--- START OF Information given ---

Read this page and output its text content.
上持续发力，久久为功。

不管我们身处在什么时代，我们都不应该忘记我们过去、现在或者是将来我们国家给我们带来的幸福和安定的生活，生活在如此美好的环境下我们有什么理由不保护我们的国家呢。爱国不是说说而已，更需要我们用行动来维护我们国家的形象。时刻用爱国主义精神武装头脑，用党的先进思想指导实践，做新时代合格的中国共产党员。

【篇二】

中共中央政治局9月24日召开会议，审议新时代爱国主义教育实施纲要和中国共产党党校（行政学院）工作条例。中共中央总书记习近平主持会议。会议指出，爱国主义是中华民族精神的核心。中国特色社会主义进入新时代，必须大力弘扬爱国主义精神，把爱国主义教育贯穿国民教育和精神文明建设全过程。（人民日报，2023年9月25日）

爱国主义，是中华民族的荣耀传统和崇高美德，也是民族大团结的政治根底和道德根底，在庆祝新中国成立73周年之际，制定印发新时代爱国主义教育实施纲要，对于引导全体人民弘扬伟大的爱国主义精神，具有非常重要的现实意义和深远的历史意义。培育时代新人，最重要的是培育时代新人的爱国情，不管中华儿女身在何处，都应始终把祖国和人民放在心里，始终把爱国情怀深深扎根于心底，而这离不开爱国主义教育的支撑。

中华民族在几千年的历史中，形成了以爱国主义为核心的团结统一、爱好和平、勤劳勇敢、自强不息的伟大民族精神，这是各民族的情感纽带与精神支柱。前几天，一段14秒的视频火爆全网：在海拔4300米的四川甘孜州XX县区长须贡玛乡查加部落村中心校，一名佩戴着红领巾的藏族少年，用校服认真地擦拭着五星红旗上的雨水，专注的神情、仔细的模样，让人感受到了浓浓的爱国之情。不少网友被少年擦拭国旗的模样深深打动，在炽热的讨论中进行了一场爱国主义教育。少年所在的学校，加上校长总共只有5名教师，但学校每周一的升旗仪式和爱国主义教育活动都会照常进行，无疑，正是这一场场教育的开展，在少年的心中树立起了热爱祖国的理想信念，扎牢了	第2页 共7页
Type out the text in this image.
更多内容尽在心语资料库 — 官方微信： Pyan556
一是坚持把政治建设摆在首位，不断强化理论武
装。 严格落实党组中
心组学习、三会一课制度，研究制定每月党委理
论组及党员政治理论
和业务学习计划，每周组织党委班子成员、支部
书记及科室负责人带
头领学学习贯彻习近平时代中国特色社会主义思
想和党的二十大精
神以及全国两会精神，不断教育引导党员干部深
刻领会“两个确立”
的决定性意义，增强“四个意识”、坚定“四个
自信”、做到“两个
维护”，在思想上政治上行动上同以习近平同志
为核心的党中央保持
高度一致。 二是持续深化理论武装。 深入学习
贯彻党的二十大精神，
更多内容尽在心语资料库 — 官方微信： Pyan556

--- END OF Information given ---

**Set task:** Repeat every entry exactly as written above.

**The solution:**
Read this page and output its text content.
上持续发力，久久为功。

不管我们身处在什么时代，我们都不应该忘记我们过去、现在或者是将来我们国家给我们带来的幸福和安定的生活，生活在如此美好的环境下我们有什么理由不保护我们的国家呢。爱国不是说说而已，更需要我们用行动来维护我们国家的形象。时刻用爱国主义精神武装头脑，用党的先进思想指导实践，做新时代合格的中国共产党员。

【篇二】

中共中央政治局9月24日召开会议，审议新时代爱国主义教育实施纲要和中国共产党党校（行政学院）工作条例。中共中央总书记习近平主持会议。会议指出，爱国主义是中华民族精神的核心。中国特色社会主义进入新时代，必须大力弘扬爱国主义精神，把爱国主义教育贯穿国民教育和精神文明建设全过程。（人民日报，2023年9月25日）

爱国主义，是中华民族的荣耀传统和崇高美德，也是民族大团结的政治根底和道德根底，在庆祝新中国成立73周年之际，制定印发新时代爱国主义教育实施纲要，对于引导全体人民弘扬伟大的爱国主义精神，具有非常重要的现实意义和深远的历史意义。培育时代新人，最重要的是培育时代新人的爱国情，不管中华儿女身在何处，都应始终把祖国和人民放在心里，始终把爱国情怀深深扎根于心底，而这离不开爱国主义教育的支撑。

中华民族在几千年的历史中，形成了以爱国主义为核心的团结统一、爱好和平、勤劳勇敢、自强不息的伟大民族精神，这是各民族的情感纽带与精神支柱。前几天，一段14秒的视频火爆全网：在海拔4300米的四川甘孜州XX县区长须贡玛乡查加部落村中心校，一名佩戴着红领巾的藏族少年，用校服认真地擦拭着五星红旗上的雨水，专注的神情、仔细的模样，让人感受到了浓浓的爱国之情。不少网友被少年擦拭国旗的模样深深打动，在炽热的讨论中进行了一场爱国主义教育。少年所在的学校，加上校长总共只有5名教师，但学校每周一的升旗仪式和爱国主义教育活动都会照常进行，无疑，正是这一场场教育的开展，在少年的心中树立起了热爱祖国的理想信念，扎牢了	第2页 共7页
Type out the text in this image.
更多内容尽在心语资料库 — 官方微信： Pyan556
一是坚持把政治建设摆在首位，不断强化理论武
装。 严格落实党组中
心组学习、三会一课制度，研究制定每月党委理
论组及党员政治理论
和业务学习计划，每周组织党委班子成员、支部
书记及科室负责人带
头领学学习贯彻习近平时代中国特色社会主义思
想和党的二十大精
神以及全国两会精神，不断教育引导党员干部深
刻领会“两个确立”
的决定性意义，增强“四个意识”、坚定“四个
自信”、做到“两个
维护”，在思想上政治上行动上同以习近平同志
为核心的党中央保持
高度一致。 二是持续深化理论武装。 深入学习
贯彻党的二十大精神，
更多内容尽在心语资料库 — 官方微信： Pyan556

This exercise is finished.